**WHAT IS REQUIRED**
Continue the court of appeal opinion in People v. Ware, which appears below ahead of the listing, from the point where it stops.

California Court of Appeals, Second District, Eighth Division
Feb 14, 2024
No. B329514 (Cal. Ct. App. Feb. 14, 2024)

Opinion

B329514

02-14-2024

THE PEOPLE, Plaintiff and Respondent, v. COBY MORGAN WARE, Defendant and Appellant.

Jolene Larimore, under appointment by the Court of Appeal, for Defendant and Appellant. Rob Bonta, Attorney General, Lance E. Winters, Chief Assistant Attorney General, Susan Sullivan Pithey, Senior Assistant Attorney General, Jason Tran, Supervising Deputy Attorney General, and Taylor Nguyen, Deputy Attorney General, for Plaintiff and Respondent.


NOT TO BE PUBLISHED

APPEAL from an order of the Superior Court of Los Angeles County, No. LA097808, Neetu S. Badhan-Smith, Judge.

Jolene Larimore, under appointment by the Court of Appeal, for Defendant and Appellant.

Rob Bonta, Attorney General, Lance E. Winters, Chief Assistant Attorney General, Susan Sullivan Pithey, Senior Assistant Attorney General, Jason Tran, Supervising Deputy Attorney General, and Taylor Nguyen, Deputy Attorney General, for Plaintiff and Respondent.

WILEY, J.

Coby Morgan Ware used someone else's identity to run a tab at a hotel. He appeals a restitution order to repay the hotel. We affirm.

Undesignated statutory citations are to the Penal Code.

Beginning on September 4, 2022, Ware rented hotel rooms using Ronald Holloway's identity. To check in, Ware used an identification card and credit card with Holloway's name. Ware sometimes rented multiple rooms at a time. In total, he owed the hotel nearly $12,000, which he attempted to pay using Holloway's and another person's credit cards.

On September 27, 2022, the hotel called the police because a credit card company had reversed charges for Ware's rooms due to fraud. Police arrested Ware. They found an identification and credit card in Holloway's name, as well as licenses and credit cards in other people's names.

**INFORMATION SUPPLIED**
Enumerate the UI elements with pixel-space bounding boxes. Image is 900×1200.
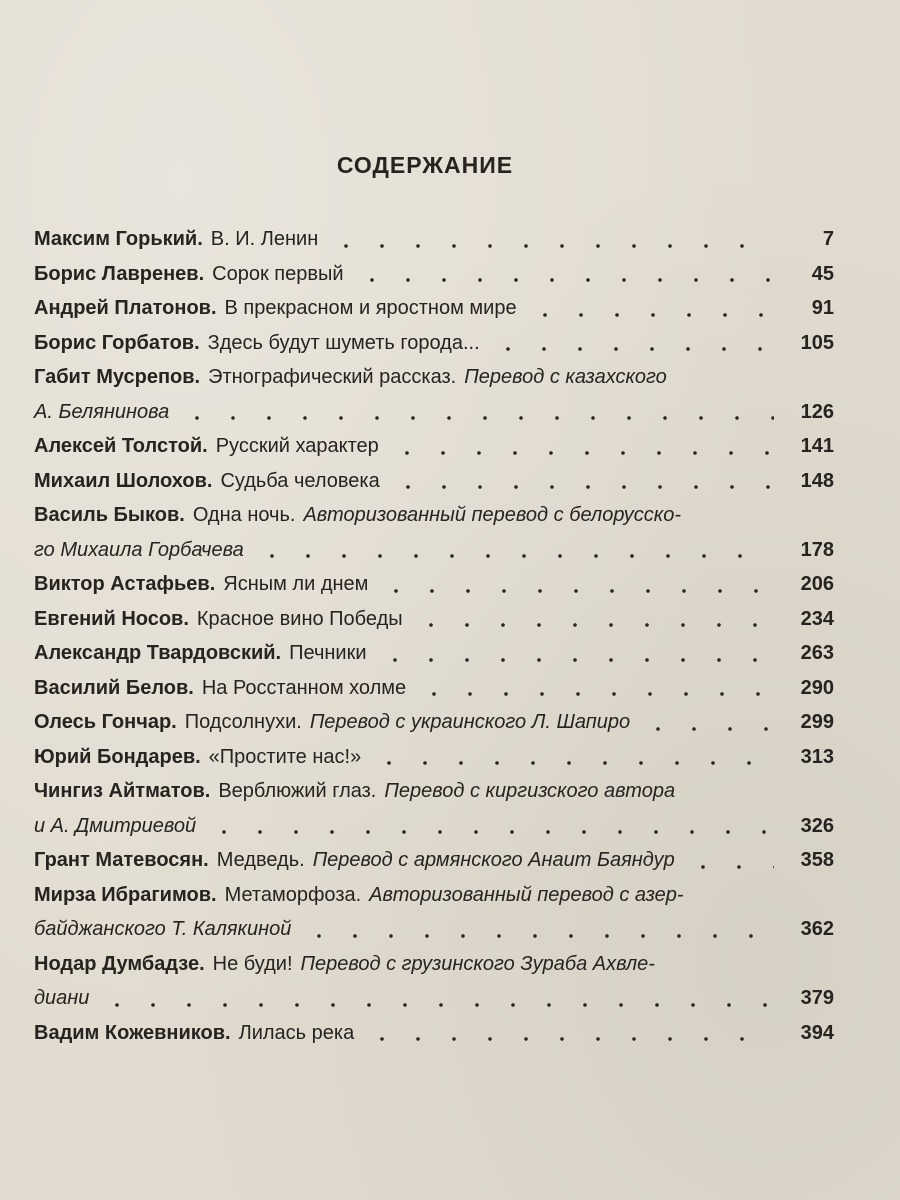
entry-page-number: 263 — [800, 642, 834, 664]
entry-page-number: 45 — [811, 262, 834, 285]
dot-leader — [206, 830, 774, 834]
toc-entry — [34, 671, 834, 706]
toc-entry — [34, 1016, 834, 1051]
entry-translation: Перевод с украинского Л. Шапиро — [309, 711, 631, 733]
entry-page-number: 126 — [800, 400, 834, 423]
entry-page-number: 206 — [800, 573, 834, 595]
toc-entry — [34, 636, 834, 671]
entry-page-number: 326 — [800, 814, 834, 837]
toc-entry — [34, 222, 834, 257]
dot-leader — [179, 416, 774, 420]
entry-title: «Простите нас!» — [208, 745, 362, 768]
dot-leader — [390, 485, 774, 489]
entry-author: Габит Мусрепов. — [34, 366, 201, 388]
entry-title: Судьба человека — [220, 469, 380, 492]
entry-page-number: 299 — [800, 711, 834, 733]
dot-leader — [254, 554, 774, 558]
entry-translation-continued: байджанского Т. Калякиной — [34, 918, 292, 940]
entry-page-number: 105 — [800, 331, 834, 354]
entry-page-number: 7 — [822, 228, 834, 250]
entry-title: Верблюжий глаз. — [218, 780, 377, 802]
contents-heading: СОДЕРЖАНИЕ — [336, 152, 514, 178]
dot-leader — [378, 589, 774, 593]
entry-author: Михаил Шолохов. — [34, 469, 213, 492]
dot-leader — [364, 1037, 774, 1041]
entry-author: Василь Быков. — [34, 504, 185, 526]
toc-entry — [34, 567, 834, 602]
entry-translation: Авторизованный перевод с белорусско- — [303, 504, 682, 526]
toc-entry — [34, 360, 834, 429]
dot-leader — [416, 692, 774, 696]
entry-title: Ясным ли днем — [223, 573, 369, 595]
toc-entry — [34, 740, 834, 775]
toc-entry — [34, 498, 834, 567]
entry-author: Виктор Астафьев. — [34, 573, 216, 595]
entry-author: Евгений Носов. — [34, 607, 189, 630]
entry-author: Андрей Платонов. — [34, 297, 217, 319]
entry-title: В. И. Ленин — [210, 228, 319, 250]
toc-entry — [34, 947, 834, 1016]
entry-page-number: 178 — [800, 538, 834, 561]
dot-leader — [413, 623, 774, 627]
entry-title: Сорок первый — [212, 262, 344, 285]
dot-leader — [371, 761, 774, 765]
entry-page-number: 379 — [800, 987, 834, 1009]
entry-translation: Авторизованный перевод с азер- — [369, 883, 684, 906]
entry-page-number: 148 — [800, 469, 834, 492]
entry-title: Метаморфоза. — [224, 883, 362, 906]
toc-entry — [34, 464, 834, 499]
dot-leader — [685, 865, 774, 869]
entry-author: Василий Белов. — [34, 676, 194, 699]
toc-entry — [34, 326, 834, 361]
entry-title: Красное вино Победы — [196, 607, 403, 630]
dot-leader — [354, 278, 774, 282]
entry-author: Вадим Кожевников. — [34, 1021, 231, 1044]
entry-title: Русский характер — [215, 435, 379, 457]
toc-entry — [34, 602, 834, 637]
entry-page-number: 290 — [800, 676, 834, 699]
toc-entry — [34, 774, 834, 843]
entry-author: Олесь Гончар. — [34, 711, 177, 733]
entry-translation: Перевод с киргизского автора — [384, 780, 676, 802]
dot-leader — [301, 934, 774, 938]
entry-author: Грант Матевосян. — [34, 849, 209, 871]
entry-page-number: 313 — [800, 745, 834, 768]
entry-title: Здесь будут шуметь города... — [207, 331, 480, 354]
dot-leader — [527, 313, 774, 317]
entry-author: Максим Горький. — [34, 228, 203, 250]
entry-translation-continued: А. Белянинова — [34, 400, 170, 423]
entry-author: Алексей Толстой. — [34, 435, 208, 457]
entry-page-number: 394 — [800, 1021, 834, 1044]
entry-translation-continued: диани — [34, 987, 90, 1009]
entry-page-number: 91 — [811, 297, 834, 319]
toc-entry — [34, 291, 834, 326]
dot-leader — [377, 658, 774, 662]
entry-author: Борис Лавренев. — [34, 262, 205, 285]
entry-page-number: 362 — [800, 918, 834, 940]
dot-leader — [490, 347, 774, 351]
entry-title: Одна ночь. — [192, 504, 296, 526]
toc-entry — [34, 878, 834, 947]
entry-title: В прекрасном и яростном мире — [224, 297, 517, 319]
entry-title: Этнографический рассказ. — [208, 366, 457, 388]
toc-entry — [34, 843, 834, 878]
entry-title: Печники — [289, 642, 367, 664]
entry-author: Александр Твардовский. — [34, 642, 282, 664]
entry-translation-continued: и А. Дмитриевой — [34, 814, 197, 837]
entry-translation: Перевод с армянского Анаит Баяндур — [312, 849, 675, 871]
entry-author: Юрий Бондарев. — [34, 745, 201, 768]
entry-translation: Перевод с казахского — [464, 366, 667, 388]
entry-author: Чингиз Айтматов. — [34, 780, 211, 802]
toc-entry — [34, 705, 834, 740]
entry-title: На Росстанном холме — [201, 676, 407, 699]
table-of-contents — [34, 222, 834, 1050]
dot-leader — [328, 244, 774, 248]
dot-leader — [389, 451, 774, 455]
entry-title: Лилась река — [238, 1021, 355, 1044]
entry-page-number: 141 — [800, 435, 834, 457]
entry-author: Мирза Ибрагимов. — [34, 883, 217, 906]
entry-author: Нодар Думбадзе. — [34, 952, 205, 975]
entry-title: Не буди! — [212, 952, 293, 975]
entry-translation: Перевод с грузинского Зураба Ахвле- — [300, 952, 655, 975]
entry-title: Медведь. — [216, 849, 305, 871]
entry-translation-continued: го Михаила Горбачева — [34, 538, 244, 561]
toc-entry — [34, 257, 834, 292]
toc-entry — [34, 429, 834, 464]
entry-page-number: 358 — [800, 849, 834, 871]
dot-leader — [640, 727, 774, 731]
entry-title: Подсолнухи. — [184, 711, 302, 733]
entry-author: Борис Горбатов. — [34, 331, 200, 354]
entry-page-number: 234 — [800, 607, 834, 630]
dot-leader — [99, 1003, 774, 1007]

**OUTPUT FOR THIS EXERCISE**
The prosecution charged Ware with unauthorized use of personal identifying information of Holloway on September 4, 2022 (§ 530.5, subd. (a)) (count one), and three counts of possession of personal identifying information with intent to defraud after an earlier conviction for unauthorized use of personal identifying information on September 27, 2022 (id., subd. (c)(2)) (counts two, three, and four).

Ware pleaded no contest to the first count. He said a police report was the factual basis for the plea. The court dismissed the remaining counts and sentenced Ware to two days in jail and two years of formal probation. One condition of Ware's probation was to make victim restitution.

The only victim to seek restitution was the hotel, which requested $11,836.90 for more than 40 nights of unpaid room rentals as well as food and drink charges. The hotel manager testified and submitted hotel records of the charges. No one had paid the hotel for the charges Ware accrued.

The court granted the hotel's request.

We affirm the restitution order.

We generally review a victim restitution order for abuse of discretion. (People v. Giordano (2007) 42 Cal.4th 644, 663.) Whether a purported victim is a "direct victim" is a legal issue that we independently review. (People v. Saint-Amans (2005) 131 Cal.App.4th 1076, 1084.)

Under the California Constitution, courts must order restitution when a crime victim suffers a loss. (Cal. Const., art. I, § 28, subd. (b)(13)(B).) Courts broadly and liberally construe victims' right to restitution. (People v. Mearns (2002) 97 Cal.App.4th 493, 500.)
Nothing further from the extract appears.